** TASK GOAL **
Only the lines from the one bearing "What data populates" through the end of the entries should be output, exactly as they stand, and pictures should be skipped.

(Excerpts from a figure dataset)
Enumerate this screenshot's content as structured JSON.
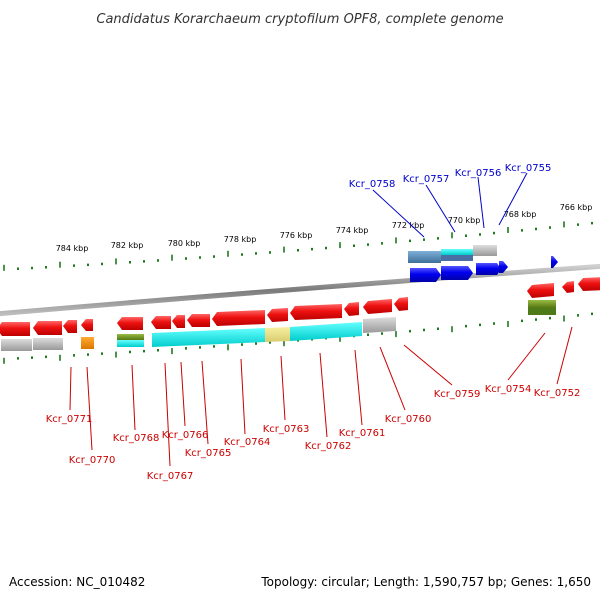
{
  "title": "Candidatus Korarchaeum cryptofilum OPF8, complete genome",
  "footer": {
    "accession": "Accession: NC_010482",
    "summary": "Topology: circular; Length: 1,590,757 bp; Genes: 1,650"
  },
  "kbp_ticks": [
    "784 kbp",
    "782 kbp",
    "780 kbp",
    "778 kbp",
    "776 kbp",
    "774 kbp",
    "772 kbp",
    "770 kbp",
    "768 kbp",
    "766 kbp"
  ],
  "genes_forward": [
    "Kcr_0758",
    "Kcr_0757",
    "Kcr_0756",
    "Kcr_0755"
  ],
  "genes_reverse": [
    "Kcr_0771",
    "Kcr_0770",
    "Kcr_0768",
    "Kcr_0767",
    "Kcr_0766",
    "Kcr_0765",
    "Kcr_0764",
    "Kcr_0763",
    "Kcr_0762",
    "Kcr_0761",
    "Kcr_0760",
    "Kcr_0759",
    "Kcr_0754",
    "Kcr_0752"
  ],
  "colors": {
    "forward_label": "#0000cc",
    "reverse_label": "#cc0000",
    "gene_red": "#ee1111",
    "gene_blue": "#0000ee",
    "tick_green": "#1f7a1f",
    "backbone": "#888888"
  }
}
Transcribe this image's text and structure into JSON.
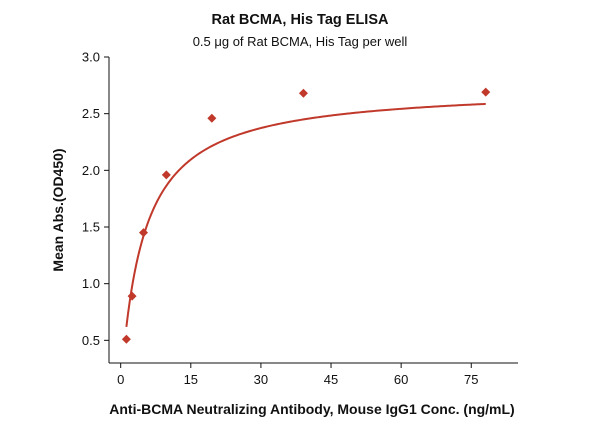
{
  "chart_data": {
    "type": "scatter",
    "title": "Rat BCMA, His Tag ELISA",
    "subtitle": "0.5 μg of Rat BCMA, His Tag per well",
    "xlabel": "Anti-BCMA Neutralizing Antibody, Mouse IgG1 Conc. (ng/mL)",
    "ylabel": "Mean Abs.(OD450)",
    "xlim": [
      -2.5,
      85
    ],
    "ylim": [
      0.3,
      3.0
    ],
    "x_ticks": [
      0,
      15,
      30,
      45,
      60,
      75
    ],
    "y_ticks": [
      0.5,
      1.0,
      1.5,
      2.0,
      2.5,
      3.0
    ],
    "x_tick_labels": [
      "0",
      "15",
      "30",
      "45",
      "60",
      "75"
    ],
    "y_tick_labels": [
      "0.5",
      "1.0",
      "1.5",
      "2.0",
      "2.5",
      "3.0"
    ],
    "grid": false,
    "series": [
      {
        "x": [
          1.22,
          2.44,
          4.88,
          9.77,
          19.5,
          39.1,
          78.1
        ],
        "y": [
          0.51,
          0.89,
          1.45,
          1.96,
          2.46,
          2.68,
          2.69
        ],
        "marker": "diamond",
        "color": "#c0392b"
      }
    ],
    "fit_curve": {
      "type": "hyperbolic",
      "color": "#c0392b",
      "bottom": 0.08,
      "top": 2.74,
      "ec50": 4.8
    }
  }
}
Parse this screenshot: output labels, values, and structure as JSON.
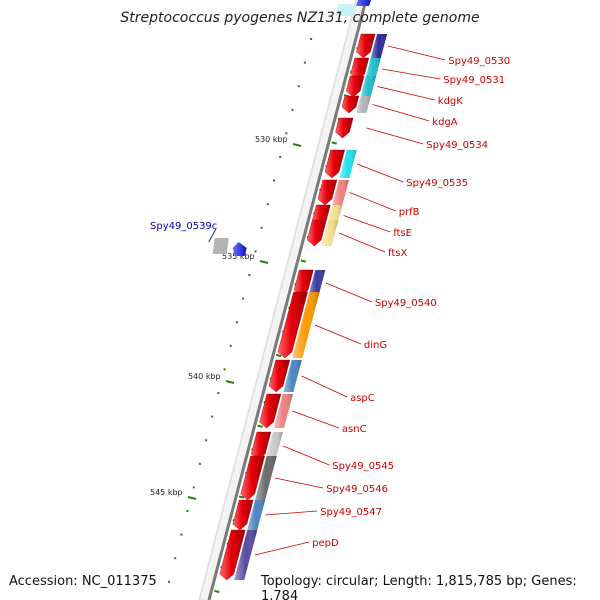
{
  "title": "Streptococcus pyogenes NZ131, complete genome",
  "footer": {
    "accession": "Accession: NC_011375",
    "topology": "Topology: circular; Length: 1,815,785 bp; Genes: 1,784"
  },
  "colors": {
    "forward_gene": "#e8000b",
    "reverse_gene": "#0a14e0",
    "label_forward": "#cc0000",
    "label_reverse": "#0000aa",
    "tick": "#2e7d12",
    "backbone": "#888888"
  },
  "scale_labels": [
    "530 kbp",
    "535 kbp",
    "540 kbp",
    "545 kbp"
  ],
  "genes": [
    {
      "name": "Spy49_0530",
      "strand": "forward",
      "cog": "#2a2a9a"
    },
    {
      "name": "Spy49_0531",
      "strand": "forward",
      "cog": "#1fbfc8"
    },
    {
      "name": "kdgK",
      "strand": "forward",
      "cog": "#1fbfc8"
    },
    {
      "name": "kdgA",
      "strand": "forward",
      "cog": "#b4b4b4"
    },
    {
      "name": "Spy49_0534",
      "strand": "forward",
      "cog": "none"
    },
    {
      "name": "Spy49_0535",
      "strand": "forward",
      "cog": "#22e0ee"
    },
    {
      "name": "prfB",
      "strand": "forward",
      "cog": "#f08080"
    },
    {
      "name": "ftsE",
      "strand": "forward",
      "cog": "#f5e08e"
    },
    {
      "name": "ftsX",
      "strand": "forward",
      "cog": "#f5e08e"
    },
    {
      "name": "Spy49_0539c",
      "strand": "reverse",
      "cog": "#b4b4b4"
    },
    {
      "name": "Spy49_0540",
      "strand": "forward",
      "cog": "#3a3aa0"
    },
    {
      "name": "dinG",
      "strand": "forward",
      "cog": "#ff9a00"
    },
    {
      "name": "aspC",
      "strand": "forward",
      "cog": "#4a86c0"
    },
    {
      "name": "asnC",
      "strand": "forward",
      "cog": "#f08080"
    },
    {
      "name": "Spy49_0545",
      "strand": "forward",
      "cog": "#c8c8c8"
    },
    {
      "name": "Spy49_0546",
      "strand": "forward",
      "cog": "#6a6a6a"
    },
    {
      "name": "Spy49_0547",
      "strand": "forward",
      "cog": "#4a86c0"
    },
    {
      "name": "pepD",
      "strand": "forward",
      "cog": "#5a4aa0"
    }
  ]
}
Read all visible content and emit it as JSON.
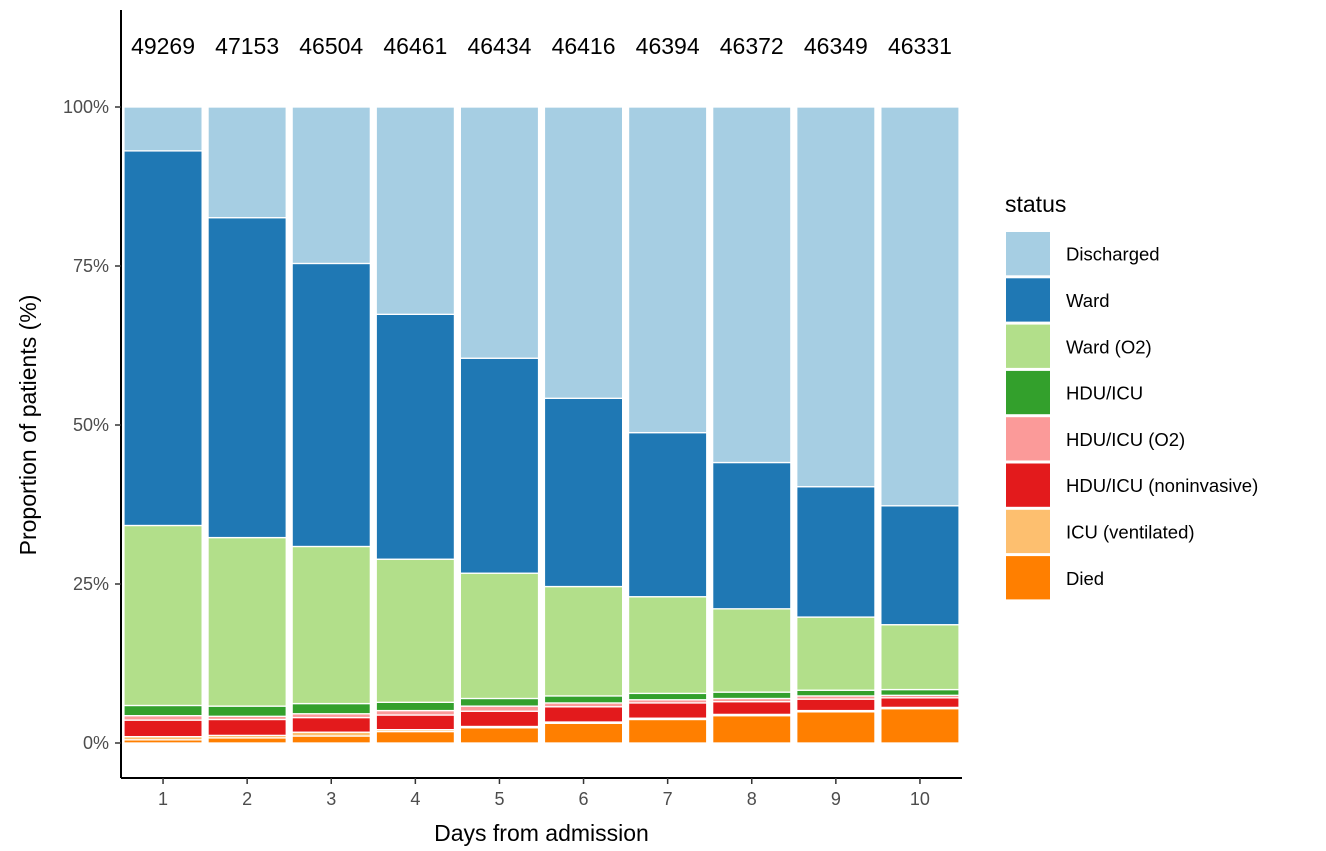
{
  "chart_data": {
    "type": "bar",
    "stacked": true,
    "normalized": true,
    "categories": [
      "1",
      "2",
      "3",
      "4",
      "5",
      "6",
      "7",
      "8",
      "9",
      "10"
    ],
    "top_labels": [
      "49269",
      "47153",
      "46504",
      "46461",
      "46434",
      "46416",
      "46394",
      "46372",
      "46349",
      "46331"
    ],
    "xlabel": "Days from admission",
    "ylabel": "Proportion of patients (%)",
    "ylim": [
      0,
      1
    ],
    "yticks": [
      0,
      0.25,
      0.5,
      0.75,
      1
    ],
    "ytick_labels": [
      "0%",
      "25%",
      "50%",
      "75%",
      "100%"
    ],
    "grid": false,
    "legend": {
      "title": "status",
      "position": "right"
    },
    "series": [
      {
        "name": "Died",
        "color": "#FF7F00",
        "values": [
          0.005,
          0.008,
          0.011,
          0.018,
          0.024,
          0.031,
          0.037,
          0.043,
          0.049,
          0.054
        ]
      },
      {
        "name": "ICU (ventilated)",
        "color": "#FDBF6F",
        "values": [
          0.005,
          0.004,
          0.006,
          0.003,
          0.002,
          0.002,
          0.002,
          0.002,
          0.002,
          0.002
        ]
      },
      {
        "name": "HDU/ICU (noninvasive)",
        "color": "#E31A1C",
        "values": [
          0.026,
          0.025,
          0.023,
          0.023,
          0.024,
          0.024,
          0.024,
          0.02,
          0.018,
          0.015
        ]
      },
      {
        "name": "HDU/ICU (O2)",
        "color": "#FB9A99",
        "values": [
          0.007,
          0.005,
          0.006,
          0.007,
          0.008,
          0.006,
          0.005,
          0.005,
          0.005,
          0.004
        ]
      },
      {
        "name": "HDU/ICU",
        "color": "#33A02C",
        "values": [
          0.016,
          0.016,
          0.016,
          0.013,
          0.012,
          0.011,
          0.01,
          0.01,
          0.009,
          0.009
        ]
      },
      {
        "name": "Ward (O2)",
        "color": "#B2DF8A",
        "values": [
          0.283,
          0.265,
          0.247,
          0.225,
          0.197,
          0.172,
          0.152,
          0.131,
          0.115,
          0.102
        ]
      },
      {
        "name": "Ward",
        "color": "#1F78B4",
        "values": [
          0.589,
          0.503,
          0.445,
          0.385,
          0.338,
          0.296,
          0.258,
          0.23,
          0.205,
          0.187
        ]
      },
      {
        "name": "Discharged",
        "color": "#A6CEE3",
        "values": [
          0.069,
          0.174,
          0.246,
          0.326,
          0.395,
          0.458,
          0.512,
          0.559,
          0.597,
          0.627
        ]
      }
    ]
  }
}
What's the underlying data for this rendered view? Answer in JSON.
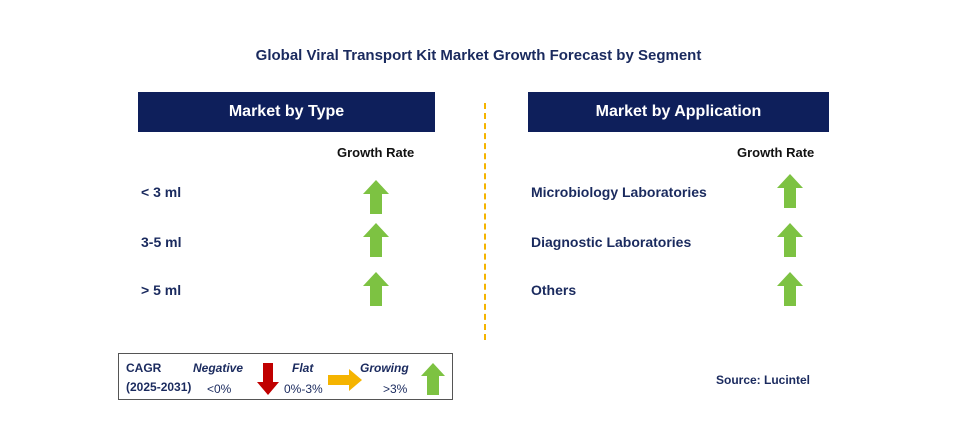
{
  "title": "Global Viral Transport Kit Market Growth Forecast by Segment",
  "left_panel": {
    "header": "Market by Type",
    "growth_header": "Growth Rate",
    "rows": [
      {
        "label": "< 3 ml",
        "trend": "growing"
      },
      {
        "label": "3-5 ml",
        "trend": "growing"
      },
      {
        "label": "> 5 ml",
        "trend": "growing"
      }
    ]
  },
  "right_panel": {
    "header": "Market by Application",
    "growth_header": "Growth Rate",
    "rows": [
      {
        "label": "Microbiology Laboratories",
        "trend": "growing"
      },
      {
        "label": "Diagnostic Laboratories",
        "trend": "growing"
      },
      {
        "label": "Others",
        "trend": "growing"
      }
    ]
  },
  "legend": {
    "cagr_label": "CAGR",
    "period": "(2025-2031)",
    "negative_label": "Negative",
    "negative_range": "<0%",
    "flat_label": "Flat",
    "flat_range": "0%-3%",
    "growing_label": "Growing",
    "growing_range": ">3%"
  },
  "source": "Source: Lucintel",
  "colors": {
    "header_bg": "#0e1f5b",
    "up_arrow": "#7dc242",
    "down_arrow": "#c00000",
    "flat_arrow": "#f5b400",
    "divider": "#f5b400"
  }
}
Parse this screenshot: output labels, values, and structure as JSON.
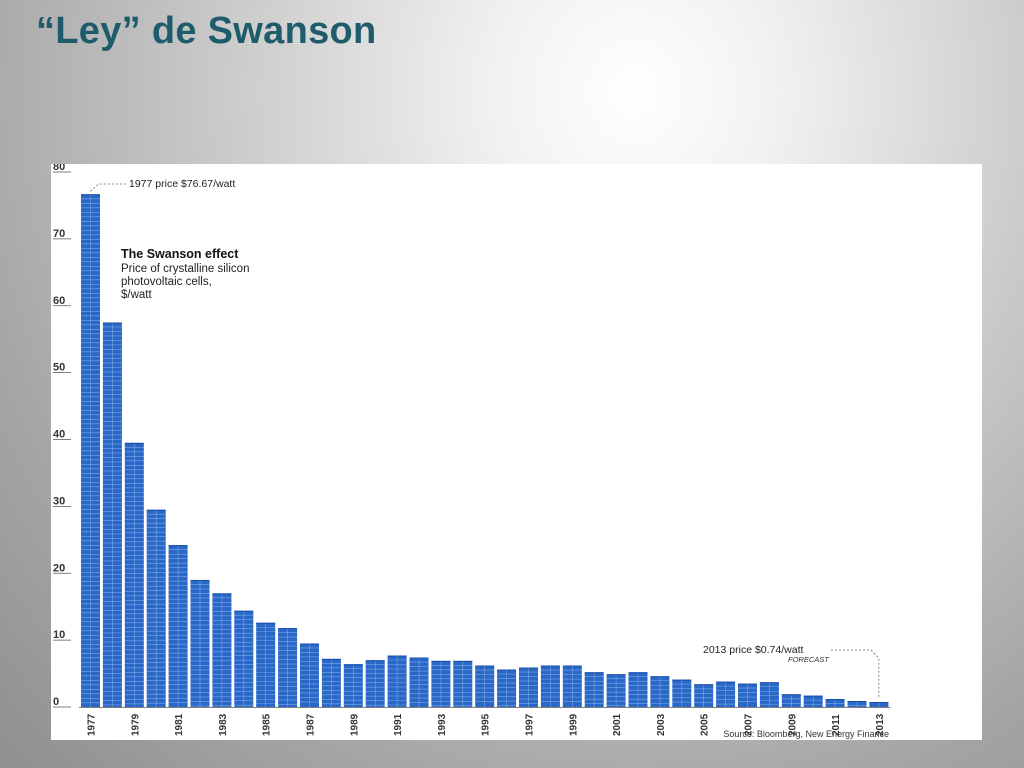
{
  "slide": {
    "title": "“Ley” de Swanson"
  },
  "chart_data": {
    "type": "bar",
    "title": "The Swanson effect",
    "subtitle_lines": [
      "Price of crystalline silicon",
      "photovoltaic cells,",
      "$/watt"
    ],
    "categories": [
      "1977",
      "1978",
      "1979",
      "1980",
      "1981",
      "1982",
      "1983",
      "1984",
      "1985",
      "1986",
      "1987",
      "1988",
      "1989",
      "1990",
      "1991",
      "1992",
      "1993",
      "1994",
      "1995",
      "1996",
      "1997",
      "1998",
      "1999",
      "2000",
      "2001",
      "2002",
      "2003",
      "2004",
      "2005",
      "2006",
      "2007",
      "2008",
      "2009",
      "2010",
      "2011",
      "2012",
      "2013"
    ],
    "x_tick_labels": [
      "1977",
      "1979",
      "1981",
      "1983",
      "1985",
      "1987",
      "1989",
      "1991",
      "1993",
      "1995",
      "1997",
      "1999",
      "2001",
      "2003",
      "2005",
      "2007",
      "2009",
      "2011",
      "2013"
    ],
    "values": [
      76.67,
      57.5,
      39.5,
      29.5,
      24.2,
      19.0,
      17.0,
      14.4,
      12.6,
      11.8,
      9.5,
      7.2,
      6.4,
      7.0,
      7.7,
      7.4,
      6.9,
      6.9,
      6.2,
      5.6,
      5.9,
      6.2,
      6.2,
      5.2,
      4.9,
      5.2,
      4.6,
      4.1,
      3.4,
      3.8,
      3.5,
      3.7,
      1.9,
      1.7,
      1.2,
      0.9,
      0.74
    ],
    "ylim": [
      0,
      80
    ],
    "y_ticks": [
      "0",
      "10",
      "20",
      "30",
      "40",
      "50",
      "60",
      "70",
      "80"
    ],
    "xlabel": "",
    "ylabel": "",
    "grid": false,
    "bar_color": "#2a68c8",
    "annotations": [
      {
        "label": "1977 price $76.67/watt",
        "category": "1977"
      },
      {
        "label": "2013 price $0.74/watt",
        "note": "FORECAST",
        "category": "2013"
      }
    ],
    "source": "Source: Bloomberg, New Energy Finance"
  }
}
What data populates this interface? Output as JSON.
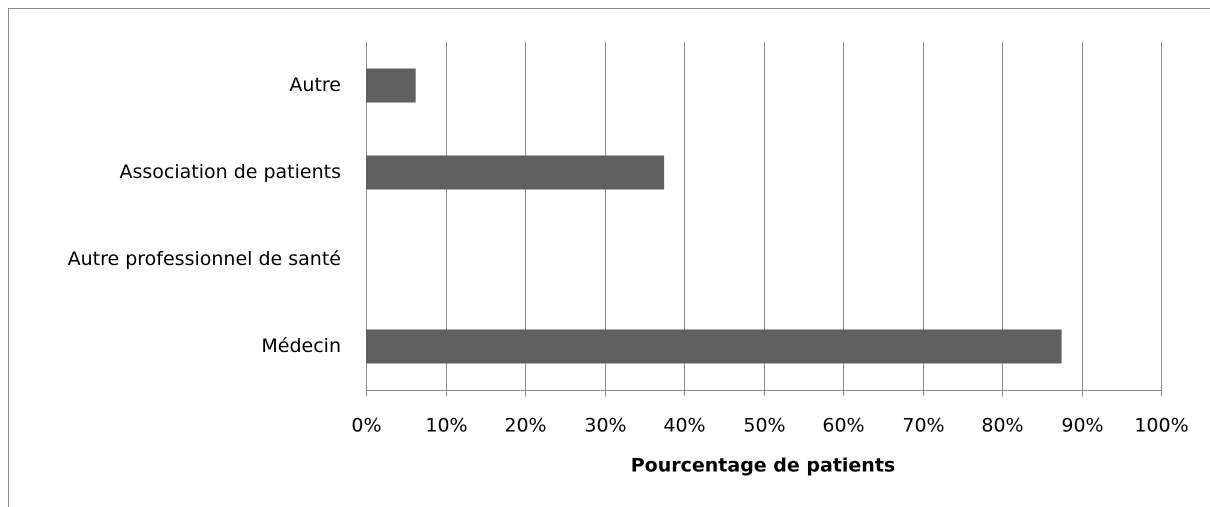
{
  "chart_data": {
    "type": "bar",
    "orientation": "horizontal",
    "categories": [
      "Autre",
      "Association de patients",
      "Autre professionnel de santé",
      "Médecin"
    ],
    "values": [
      6.25,
      37.5,
      0,
      87.5
    ],
    "color": "#606060",
    "xlabel": "Pourcentage de patients",
    "xlim": [
      0,
      100
    ],
    "xticks": [
      {
        "value": 0,
        "label": "0%"
      },
      {
        "value": 10,
        "label": "10%"
      },
      {
        "value": 20,
        "label": "20%"
      },
      {
        "value": 30,
        "label": "30%"
      },
      {
        "value": 40,
        "label": "40%"
      },
      {
        "value": 50,
        "label": "50%"
      },
      {
        "value": 60,
        "label": "60%"
      },
      {
        "value": 70,
        "label": "70%"
      },
      {
        "value": 80,
        "label": "80%"
      },
      {
        "value": 90,
        "label": "90%"
      },
      {
        "value": 100,
        "label": "100%"
      }
    ],
    "grid": true
  }
}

** SOLVED EXERCISE **
What data populates this interface? Output as JSON.
{
  "chart_data": {
    "type": "bar",
    "orientation": "horizontal",
    "categories": [
      "Autre",
      "Association de patients",
      "Autre professionnel de santé",
      "Médecin"
    ],
    "values": [
      6.25,
      37.5,
      0,
      87.5
    ],
    "color": "#606060",
    "xlabel": "Pourcentage de patients",
    "xlim": [
      0,
      100
    ],
    "xticks": [
      {
        "value": 0,
        "label": "0%"
      },
      {
        "value": 10,
        "label": "10%"
      },
      {
        "value": 20,
        "label": "20%"
      },
      {
        "value": 30,
        "label": "30%"
      },
      {
        "value": 40,
        "label": "40%"
      },
      {
        "value": 50,
        "label": "50%"
      },
      {
        "value": 60,
        "label": "60%"
      },
      {
        "value": 70,
        "label": "70%"
      },
      {
        "value": 80,
        "label": "80%"
      },
      {
        "value": 90,
        "label": "90%"
      },
      {
        "value": 100,
        "label": "100%"
      }
    ],
    "grid": true
  }
}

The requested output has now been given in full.